→ **EXERCISE**: Your job is to restate each entry word for word.

→ **Extracted data entries**:
___
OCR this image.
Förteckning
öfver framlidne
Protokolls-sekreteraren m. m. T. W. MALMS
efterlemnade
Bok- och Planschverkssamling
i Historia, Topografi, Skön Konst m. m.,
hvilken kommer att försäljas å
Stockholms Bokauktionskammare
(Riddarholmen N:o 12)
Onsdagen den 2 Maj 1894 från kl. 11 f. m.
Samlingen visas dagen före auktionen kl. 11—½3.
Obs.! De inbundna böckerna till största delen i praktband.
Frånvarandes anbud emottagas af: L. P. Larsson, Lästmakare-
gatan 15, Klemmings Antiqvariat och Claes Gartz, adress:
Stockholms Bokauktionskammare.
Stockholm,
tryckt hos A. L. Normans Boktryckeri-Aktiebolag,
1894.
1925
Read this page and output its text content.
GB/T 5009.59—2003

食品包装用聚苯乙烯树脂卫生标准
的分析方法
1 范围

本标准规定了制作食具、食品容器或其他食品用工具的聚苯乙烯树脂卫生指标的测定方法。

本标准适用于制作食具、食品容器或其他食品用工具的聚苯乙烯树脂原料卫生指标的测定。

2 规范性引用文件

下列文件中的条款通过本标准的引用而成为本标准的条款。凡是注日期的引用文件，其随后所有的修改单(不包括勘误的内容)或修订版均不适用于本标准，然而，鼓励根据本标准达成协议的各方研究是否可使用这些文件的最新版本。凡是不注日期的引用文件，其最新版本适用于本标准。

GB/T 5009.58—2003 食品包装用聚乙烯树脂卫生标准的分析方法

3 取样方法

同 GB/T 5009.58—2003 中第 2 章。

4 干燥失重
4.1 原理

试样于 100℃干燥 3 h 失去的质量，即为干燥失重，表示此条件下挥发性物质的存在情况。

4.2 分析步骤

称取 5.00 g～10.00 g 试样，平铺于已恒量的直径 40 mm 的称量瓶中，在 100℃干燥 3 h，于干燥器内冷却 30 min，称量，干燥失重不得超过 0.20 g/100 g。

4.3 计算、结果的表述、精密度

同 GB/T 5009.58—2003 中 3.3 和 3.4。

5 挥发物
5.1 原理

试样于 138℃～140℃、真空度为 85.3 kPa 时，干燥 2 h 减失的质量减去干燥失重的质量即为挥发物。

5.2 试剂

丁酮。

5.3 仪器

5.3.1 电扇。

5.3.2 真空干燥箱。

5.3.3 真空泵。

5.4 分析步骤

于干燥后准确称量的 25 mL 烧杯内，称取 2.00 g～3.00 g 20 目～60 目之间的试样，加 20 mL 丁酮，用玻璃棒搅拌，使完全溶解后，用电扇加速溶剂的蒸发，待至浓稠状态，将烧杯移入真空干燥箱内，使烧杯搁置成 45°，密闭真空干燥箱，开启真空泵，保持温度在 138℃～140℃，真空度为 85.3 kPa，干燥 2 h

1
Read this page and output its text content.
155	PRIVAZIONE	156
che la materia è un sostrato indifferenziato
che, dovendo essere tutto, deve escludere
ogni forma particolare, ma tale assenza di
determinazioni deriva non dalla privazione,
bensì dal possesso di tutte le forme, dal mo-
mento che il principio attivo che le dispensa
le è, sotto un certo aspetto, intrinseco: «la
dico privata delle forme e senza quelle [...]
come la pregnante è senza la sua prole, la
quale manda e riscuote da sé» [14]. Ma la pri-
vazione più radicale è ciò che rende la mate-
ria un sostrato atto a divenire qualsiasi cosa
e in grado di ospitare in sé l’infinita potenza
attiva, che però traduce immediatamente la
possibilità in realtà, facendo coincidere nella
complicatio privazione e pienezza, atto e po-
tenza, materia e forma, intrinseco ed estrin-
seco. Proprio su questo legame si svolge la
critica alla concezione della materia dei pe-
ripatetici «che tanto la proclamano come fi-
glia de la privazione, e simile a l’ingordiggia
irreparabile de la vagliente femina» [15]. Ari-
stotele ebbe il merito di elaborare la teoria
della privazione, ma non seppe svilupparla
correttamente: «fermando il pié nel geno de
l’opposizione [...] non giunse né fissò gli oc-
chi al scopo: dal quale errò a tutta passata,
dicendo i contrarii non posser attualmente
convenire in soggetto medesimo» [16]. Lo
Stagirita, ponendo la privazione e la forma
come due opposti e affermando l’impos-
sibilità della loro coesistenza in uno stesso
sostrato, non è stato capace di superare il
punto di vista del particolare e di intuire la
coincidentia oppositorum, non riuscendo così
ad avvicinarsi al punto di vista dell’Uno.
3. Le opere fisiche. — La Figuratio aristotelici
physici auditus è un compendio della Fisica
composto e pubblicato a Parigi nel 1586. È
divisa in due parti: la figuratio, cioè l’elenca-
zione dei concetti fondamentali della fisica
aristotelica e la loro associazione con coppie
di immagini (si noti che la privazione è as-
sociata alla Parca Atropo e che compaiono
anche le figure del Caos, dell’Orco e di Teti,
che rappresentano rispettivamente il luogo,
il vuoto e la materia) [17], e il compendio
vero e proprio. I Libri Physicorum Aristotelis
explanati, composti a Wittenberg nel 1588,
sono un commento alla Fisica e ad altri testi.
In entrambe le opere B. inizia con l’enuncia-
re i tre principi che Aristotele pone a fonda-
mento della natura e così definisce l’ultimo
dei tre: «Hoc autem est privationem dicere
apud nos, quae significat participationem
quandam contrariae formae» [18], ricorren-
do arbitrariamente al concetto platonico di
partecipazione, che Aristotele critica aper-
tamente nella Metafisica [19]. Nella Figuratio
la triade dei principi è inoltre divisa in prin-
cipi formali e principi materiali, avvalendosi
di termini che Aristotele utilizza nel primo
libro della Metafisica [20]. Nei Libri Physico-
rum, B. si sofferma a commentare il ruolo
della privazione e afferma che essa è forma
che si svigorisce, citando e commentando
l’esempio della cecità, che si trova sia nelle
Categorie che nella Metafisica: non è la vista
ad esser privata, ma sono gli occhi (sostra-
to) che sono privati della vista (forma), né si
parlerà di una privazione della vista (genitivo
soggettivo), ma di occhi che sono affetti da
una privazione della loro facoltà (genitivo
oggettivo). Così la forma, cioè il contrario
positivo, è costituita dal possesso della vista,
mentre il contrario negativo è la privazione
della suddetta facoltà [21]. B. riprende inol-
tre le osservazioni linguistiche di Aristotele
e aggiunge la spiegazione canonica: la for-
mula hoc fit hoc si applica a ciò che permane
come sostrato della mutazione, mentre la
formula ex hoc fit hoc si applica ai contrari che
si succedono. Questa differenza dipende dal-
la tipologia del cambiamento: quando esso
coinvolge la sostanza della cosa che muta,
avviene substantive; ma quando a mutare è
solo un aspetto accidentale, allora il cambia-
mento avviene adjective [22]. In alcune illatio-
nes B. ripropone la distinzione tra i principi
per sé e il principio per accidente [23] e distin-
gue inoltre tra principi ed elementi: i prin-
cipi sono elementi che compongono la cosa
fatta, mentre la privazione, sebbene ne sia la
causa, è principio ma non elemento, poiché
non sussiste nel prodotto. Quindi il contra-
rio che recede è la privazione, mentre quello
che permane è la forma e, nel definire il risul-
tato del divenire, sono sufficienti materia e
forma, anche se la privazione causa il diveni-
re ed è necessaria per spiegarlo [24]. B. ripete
___
→ **THE RESPONSE**:
OCR this image.
Förteckning
öfver framlidne
Protokolls-sekreteraren m. m. T. W. MALMS
efterlemnade
Bok- och Planschverkssamling
i Historia, Topografi, Skön Konst m. m.,
hvilken kommer att försäljas å
Stockholms Bokauktionskammare
(Riddarholmen N:o 12)
Onsdagen den 2 Maj 1894 från kl. 11 f. m.
Samlingen visas dagen före auktionen kl. 11—½3.
Obs.! De inbundna böckerna till största delen i praktband.
Frånvarandes anbud emottagas af: L. P. Larsson, Lästmakare-
gatan 15, Klemmings Antiqvariat och Claes Gartz, adress:
Stockholms Bokauktionskammare.
Stockholm,
tryckt hos A. L. Normans Boktryckeri-Aktiebolag,
1894.
1925
Read this page and output its text content.
GB/T 5009.59—2003

食品包装用聚苯乙烯树脂卫生标准
的分析方法
1 范围

本标准规定了制作食具、食品容器或其他食品用工具的聚苯乙烯树脂卫生指标的测定方法。

本标准适用于制作食具、食品容器或其他食品用工具的聚苯乙烯树脂原料卫生指标的测定。

2 规范性引用文件

下列文件中的条款通过本标准的引用而成为本标准的条款。凡是注日期的引用文件，其随后所有的修改单(不包括勘误的内容)或修订版均不适用于本标准，然而，鼓励根据本标准达成协议的各方研究是否可使用这些文件的最新版本。凡是不注日期的引用文件，其最新版本适用于本标准。

GB/T 5009.58—2003 食品包装用聚乙烯树脂卫生标准的分析方法

3 取样方法

同 GB/T 5009.58—2003 中第 2 章。

4 干燥失重
4.1 原理

试样于 100℃干燥 3 h 失去的质量，即为干燥失重，表示此条件下挥发性物质的存在情况。

4.2 分析步骤

称取 5.00 g～10.00 g 试样，平铺于已恒量的直径 40 mm 的称量瓶中，在 100℃干燥 3 h，于干燥器内冷却 30 min，称量，干燥失重不得超过 0.20 g/100 g。

4.3 计算、结果的表述、精密度

同 GB/T 5009.58—2003 中 3.3 和 3.4。

5 挥发物
5.1 原理

试样于 138℃～140℃、真空度为 85.3 kPa 时，干燥 2 h 减失的质量减去干燥失重的质量即为挥发物。

5.2 试剂

丁酮。

5.3 仪器

5.3.1 电扇。

5.3.2 真空干燥箱。

5.3.3 真空泵。

5.4 分析步骤

于干燥后准确称量的 25 mL 烧杯内，称取 2.00 g～3.00 g 20 目～60 目之间的试样，加 20 mL 丁酮，用玻璃棒搅拌，使完全溶解后，用电扇加速溶剂的蒸发，待至浓稠状态，将烧杯移入真空干燥箱内，使烧杯搁置成 45°，密闭真空干燥箱，开启真空泵，保持温度在 138℃～140℃，真空度为 85.3 kPa，干燥 2 h

1
Read this page and output its text content.
155	PRIVAZIONE	156
che la materia è un sostrato indifferenziato
che, dovendo essere tutto, deve escludere
ogni forma particolare, ma tale assenza di
determinazioni deriva non dalla privazione,
bensì dal possesso di tutte le forme, dal mo-
mento che il principio attivo che le dispensa
le è, sotto un certo aspetto, intrinseco: «la
dico privata delle forme e senza quelle [...]
come la pregnante è senza la sua prole, la
quale manda e riscuote da sé» [14]. Ma la pri-
vazione più radicale è ciò che rende la mate-
ria un sostrato atto a divenire qualsiasi cosa
e in grado di ospitare in sé l’infinita potenza
attiva, che però traduce immediatamente la
possibilità in realtà, facendo coincidere nella
complicatio privazione e pienezza, atto e po-
tenza, materia e forma, intrinseco ed estrin-
seco. Proprio su questo legame si svolge la
critica alla concezione della materia dei pe-
ripatetici «che tanto la proclamano come fi-
glia de la privazione, e simile a l’ingordiggia
irreparabile de la vagliente femina» [15]. Ari-
stotele ebbe il merito di elaborare la teoria
della privazione, ma non seppe svilupparla
correttamente: «fermando il pié nel geno de
l’opposizione [...] non giunse né fissò gli oc-
chi al scopo: dal quale errò a tutta passata,
dicendo i contrarii non posser attualmente
convenire in soggetto medesimo» [16]. Lo
Stagirita, ponendo la privazione e la forma
come due opposti e affermando l’impos-
sibilità della loro coesistenza in uno stesso
sostrato, non è stato capace di superare il
punto di vista del particolare e di intuire la
coincidentia oppositorum, non riuscendo così
ad avvicinarsi al punto di vista dell’Uno.
3. Le opere fisiche. — La Figuratio aristotelici
physici auditus è un compendio della Fisica
composto e pubblicato a Parigi nel 1586. È
divisa in due parti: la figuratio, cioè l’elenca-
zione dei concetti fondamentali della fisica
aristotelica e la loro associazione con coppie
di immagini (si noti che la privazione è as-
sociata alla Parca Atropo e che compaiono
anche le figure del Caos, dell’Orco e di Teti,
che rappresentano rispettivamente il luogo,
il vuoto e la materia) [17], e il compendio
vero e proprio. I Libri Physicorum Aristotelis
explanati, composti a Wittenberg nel 1588,
sono un commento alla Fisica e ad altri testi.
In entrambe le opere B. inizia con l’enuncia-
re i tre principi che Aristotele pone a fonda-
mento della natura e così definisce l’ultimo
dei tre: «Hoc autem est privationem dicere
apud nos, quae significat participationem
quandam contrariae formae» [18], ricorren-
do arbitrariamente al concetto platonico di
partecipazione, che Aristotele critica aper-
tamente nella Metafisica [19]. Nella Figuratio
la triade dei principi è inoltre divisa in prin-
cipi formali e principi materiali, avvalendosi
di termini che Aristotele utilizza nel primo
libro della Metafisica [20]. Nei Libri Physico-
rum, B. si sofferma a commentare il ruolo
della privazione e afferma che essa è forma
che si svigorisce, citando e commentando
l’esempio della cecità, che si trova sia nelle
Categorie che nella Metafisica: non è la vista
ad esser privata, ma sono gli occhi (sostra-
to) che sono privati della vista (forma), né si
parlerà di una privazione della vista (genitivo
soggettivo), ma di occhi che sono affetti da
una privazione della loro facoltà (genitivo
oggettivo). Così la forma, cioè il contrario
positivo, è costituita dal possesso della vista,
mentre il contrario negativo è la privazione
della suddetta facoltà [21]. B. riprende inol-
tre le osservazioni linguistiche di Aristotele
e aggiunge la spiegazione canonica: la for-
mula hoc fit hoc si applica a ciò che permane
come sostrato della mutazione, mentre la
formula ex hoc fit hoc si applica ai contrari che
si succedono. Questa differenza dipende dal-
la tipologia del cambiamento: quando esso
coinvolge la sostanza della cosa che muta,
avviene substantive; ma quando a mutare è
solo un aspetto accidentale, allora il cambia-
mento avviene adjective [22]. In alcune illatio-
nes B. ripropone la distinzione tra i principi
per sé e il principio per accidente [23] e distin-
gue inoltre tra principi ed elementi: i prin-
cipi sono elementi che compongono la cosa
fatta, mentre la privazione, sebbene ne sia la
causa, è principio ma non elemento, poiché
non sussiste nel prodotto. Quindi il contra-
rio che recede è la privazione, mentre quello
che permane è la forma e, nel definire il risul-
tato del divenire, sono sufficienti materia e
forma, anche se la privazione causa il diveni-
re ed è necessaria per spiegarlo [24]. B. ripete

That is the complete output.